ITEMS:

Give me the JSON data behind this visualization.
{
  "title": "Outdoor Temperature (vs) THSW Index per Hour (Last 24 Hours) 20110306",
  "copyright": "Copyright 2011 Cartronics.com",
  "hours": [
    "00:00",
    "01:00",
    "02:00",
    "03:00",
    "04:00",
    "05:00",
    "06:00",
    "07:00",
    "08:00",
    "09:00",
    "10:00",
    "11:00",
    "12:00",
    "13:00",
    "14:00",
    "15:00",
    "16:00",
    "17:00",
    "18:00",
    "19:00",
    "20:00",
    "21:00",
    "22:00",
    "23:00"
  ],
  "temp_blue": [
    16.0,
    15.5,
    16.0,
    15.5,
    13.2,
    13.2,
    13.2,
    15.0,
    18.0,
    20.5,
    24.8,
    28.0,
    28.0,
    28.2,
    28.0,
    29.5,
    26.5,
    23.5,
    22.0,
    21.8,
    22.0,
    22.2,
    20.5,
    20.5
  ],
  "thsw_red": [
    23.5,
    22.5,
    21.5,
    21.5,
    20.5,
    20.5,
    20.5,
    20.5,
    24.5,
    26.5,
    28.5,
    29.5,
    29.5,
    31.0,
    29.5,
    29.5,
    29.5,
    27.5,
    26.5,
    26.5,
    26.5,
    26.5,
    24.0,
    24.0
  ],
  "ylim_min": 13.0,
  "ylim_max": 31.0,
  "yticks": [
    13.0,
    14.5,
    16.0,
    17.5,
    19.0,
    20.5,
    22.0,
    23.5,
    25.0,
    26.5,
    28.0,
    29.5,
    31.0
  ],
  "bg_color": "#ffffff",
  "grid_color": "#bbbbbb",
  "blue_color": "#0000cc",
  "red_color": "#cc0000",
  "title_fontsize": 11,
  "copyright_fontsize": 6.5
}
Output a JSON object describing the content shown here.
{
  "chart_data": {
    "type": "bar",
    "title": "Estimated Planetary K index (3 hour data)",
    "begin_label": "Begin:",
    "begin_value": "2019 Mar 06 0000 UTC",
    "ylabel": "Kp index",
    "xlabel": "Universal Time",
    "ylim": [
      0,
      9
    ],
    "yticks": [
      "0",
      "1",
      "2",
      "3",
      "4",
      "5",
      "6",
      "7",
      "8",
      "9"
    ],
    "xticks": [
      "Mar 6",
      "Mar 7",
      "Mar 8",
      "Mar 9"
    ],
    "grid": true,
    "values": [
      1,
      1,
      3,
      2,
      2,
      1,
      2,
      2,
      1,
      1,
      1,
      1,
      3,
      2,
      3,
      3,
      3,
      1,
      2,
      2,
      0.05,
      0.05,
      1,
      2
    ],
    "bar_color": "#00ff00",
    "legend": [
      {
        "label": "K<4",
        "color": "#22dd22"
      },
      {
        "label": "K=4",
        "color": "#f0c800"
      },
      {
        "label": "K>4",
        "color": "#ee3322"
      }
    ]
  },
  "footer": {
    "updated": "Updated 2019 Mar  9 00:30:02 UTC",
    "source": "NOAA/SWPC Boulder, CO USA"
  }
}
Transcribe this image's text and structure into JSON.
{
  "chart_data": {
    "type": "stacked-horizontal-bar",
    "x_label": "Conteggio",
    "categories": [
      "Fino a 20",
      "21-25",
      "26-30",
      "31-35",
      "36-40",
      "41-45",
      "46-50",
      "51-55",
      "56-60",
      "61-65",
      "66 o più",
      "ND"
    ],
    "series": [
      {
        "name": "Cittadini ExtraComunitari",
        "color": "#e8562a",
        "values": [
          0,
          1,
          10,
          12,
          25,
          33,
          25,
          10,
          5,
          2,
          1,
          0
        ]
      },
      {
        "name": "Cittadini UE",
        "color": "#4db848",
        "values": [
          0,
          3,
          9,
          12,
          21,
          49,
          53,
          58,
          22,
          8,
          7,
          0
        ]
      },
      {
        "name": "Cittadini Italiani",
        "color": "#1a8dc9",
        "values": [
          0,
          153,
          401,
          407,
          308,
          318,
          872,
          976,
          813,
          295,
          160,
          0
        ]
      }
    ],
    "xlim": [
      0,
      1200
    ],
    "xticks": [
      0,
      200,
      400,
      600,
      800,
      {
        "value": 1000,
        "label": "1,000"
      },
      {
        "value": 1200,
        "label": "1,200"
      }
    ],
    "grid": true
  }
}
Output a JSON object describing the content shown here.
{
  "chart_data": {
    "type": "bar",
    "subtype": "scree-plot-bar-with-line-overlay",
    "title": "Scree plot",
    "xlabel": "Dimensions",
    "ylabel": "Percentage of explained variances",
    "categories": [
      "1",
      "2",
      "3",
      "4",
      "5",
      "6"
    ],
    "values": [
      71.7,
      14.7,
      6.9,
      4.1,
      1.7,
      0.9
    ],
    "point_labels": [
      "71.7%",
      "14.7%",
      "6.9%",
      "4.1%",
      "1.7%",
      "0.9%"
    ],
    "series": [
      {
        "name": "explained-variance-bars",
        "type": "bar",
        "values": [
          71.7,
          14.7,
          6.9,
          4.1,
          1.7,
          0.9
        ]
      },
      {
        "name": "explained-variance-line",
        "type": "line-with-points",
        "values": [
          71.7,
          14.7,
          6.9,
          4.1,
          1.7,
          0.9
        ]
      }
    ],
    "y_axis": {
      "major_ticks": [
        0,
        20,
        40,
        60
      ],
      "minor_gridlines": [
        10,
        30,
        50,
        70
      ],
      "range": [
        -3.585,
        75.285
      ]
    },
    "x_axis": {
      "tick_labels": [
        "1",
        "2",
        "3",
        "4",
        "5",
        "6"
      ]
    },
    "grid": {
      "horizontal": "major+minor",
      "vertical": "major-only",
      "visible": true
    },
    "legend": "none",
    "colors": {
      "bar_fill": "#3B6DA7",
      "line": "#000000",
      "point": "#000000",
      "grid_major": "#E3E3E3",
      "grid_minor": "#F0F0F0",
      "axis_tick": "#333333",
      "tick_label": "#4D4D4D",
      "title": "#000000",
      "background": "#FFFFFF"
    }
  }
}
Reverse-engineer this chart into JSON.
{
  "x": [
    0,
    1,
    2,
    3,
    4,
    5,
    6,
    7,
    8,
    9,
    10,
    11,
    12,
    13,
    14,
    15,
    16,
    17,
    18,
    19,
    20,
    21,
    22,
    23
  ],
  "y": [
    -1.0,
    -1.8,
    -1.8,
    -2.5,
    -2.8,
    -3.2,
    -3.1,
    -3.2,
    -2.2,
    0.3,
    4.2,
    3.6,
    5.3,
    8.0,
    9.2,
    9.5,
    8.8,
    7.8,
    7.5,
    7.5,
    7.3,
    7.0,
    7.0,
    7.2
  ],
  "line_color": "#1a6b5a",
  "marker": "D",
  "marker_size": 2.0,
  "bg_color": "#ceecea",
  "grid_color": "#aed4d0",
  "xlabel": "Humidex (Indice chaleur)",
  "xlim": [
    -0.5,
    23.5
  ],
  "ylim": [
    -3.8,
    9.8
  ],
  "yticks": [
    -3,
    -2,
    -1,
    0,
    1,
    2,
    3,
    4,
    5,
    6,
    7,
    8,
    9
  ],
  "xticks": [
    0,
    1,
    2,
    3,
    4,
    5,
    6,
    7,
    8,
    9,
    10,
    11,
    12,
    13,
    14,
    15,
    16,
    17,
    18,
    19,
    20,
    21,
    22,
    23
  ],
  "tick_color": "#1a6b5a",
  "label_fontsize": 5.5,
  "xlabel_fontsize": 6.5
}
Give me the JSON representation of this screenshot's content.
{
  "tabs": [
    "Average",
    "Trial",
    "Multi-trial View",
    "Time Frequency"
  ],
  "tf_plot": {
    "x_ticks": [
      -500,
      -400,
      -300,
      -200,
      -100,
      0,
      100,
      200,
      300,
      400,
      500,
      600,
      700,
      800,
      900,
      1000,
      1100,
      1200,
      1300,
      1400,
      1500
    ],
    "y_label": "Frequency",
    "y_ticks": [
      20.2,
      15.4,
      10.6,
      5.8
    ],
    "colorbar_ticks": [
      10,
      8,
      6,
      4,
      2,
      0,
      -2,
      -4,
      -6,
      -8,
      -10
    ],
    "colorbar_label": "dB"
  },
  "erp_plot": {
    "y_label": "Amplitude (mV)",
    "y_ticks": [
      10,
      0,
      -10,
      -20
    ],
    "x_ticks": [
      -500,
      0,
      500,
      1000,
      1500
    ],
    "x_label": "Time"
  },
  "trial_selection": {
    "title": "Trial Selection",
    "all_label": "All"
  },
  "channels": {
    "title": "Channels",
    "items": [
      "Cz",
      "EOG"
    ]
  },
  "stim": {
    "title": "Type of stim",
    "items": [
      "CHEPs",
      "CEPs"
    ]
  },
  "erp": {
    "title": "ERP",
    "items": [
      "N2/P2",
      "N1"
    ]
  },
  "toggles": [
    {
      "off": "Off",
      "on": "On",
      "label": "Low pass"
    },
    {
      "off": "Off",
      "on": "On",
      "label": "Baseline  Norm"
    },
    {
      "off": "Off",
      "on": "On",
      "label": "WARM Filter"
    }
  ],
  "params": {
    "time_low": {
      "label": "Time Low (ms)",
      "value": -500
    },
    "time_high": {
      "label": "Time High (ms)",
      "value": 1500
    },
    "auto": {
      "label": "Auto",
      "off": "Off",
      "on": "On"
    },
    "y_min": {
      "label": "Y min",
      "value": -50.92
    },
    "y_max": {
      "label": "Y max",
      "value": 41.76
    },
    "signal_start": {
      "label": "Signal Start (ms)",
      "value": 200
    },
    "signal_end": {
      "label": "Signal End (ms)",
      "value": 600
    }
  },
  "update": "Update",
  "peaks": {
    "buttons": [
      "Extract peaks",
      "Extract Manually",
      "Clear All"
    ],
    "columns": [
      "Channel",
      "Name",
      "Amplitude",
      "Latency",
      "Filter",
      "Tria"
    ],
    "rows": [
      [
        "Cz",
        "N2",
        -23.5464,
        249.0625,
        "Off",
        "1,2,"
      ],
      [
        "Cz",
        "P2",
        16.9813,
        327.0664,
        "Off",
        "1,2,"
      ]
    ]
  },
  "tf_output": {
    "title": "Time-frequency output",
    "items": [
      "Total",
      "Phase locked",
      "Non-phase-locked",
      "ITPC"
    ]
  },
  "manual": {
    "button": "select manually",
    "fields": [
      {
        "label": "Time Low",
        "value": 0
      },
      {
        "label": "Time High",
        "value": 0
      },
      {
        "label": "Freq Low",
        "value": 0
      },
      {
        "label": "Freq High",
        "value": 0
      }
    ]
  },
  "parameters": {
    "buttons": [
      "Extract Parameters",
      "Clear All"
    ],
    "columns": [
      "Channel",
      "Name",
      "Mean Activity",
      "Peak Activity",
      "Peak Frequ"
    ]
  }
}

WHAT THE TASK REQUIRES:
Return every line above that contains the word "this".

THE SOLUTION:
Give me the JSON data behind this visualization.
Transcribe this image's text and structure into JSON.
Reverse-engineer this chart into JSON.
Give me the JSON representation of this screenshot's content.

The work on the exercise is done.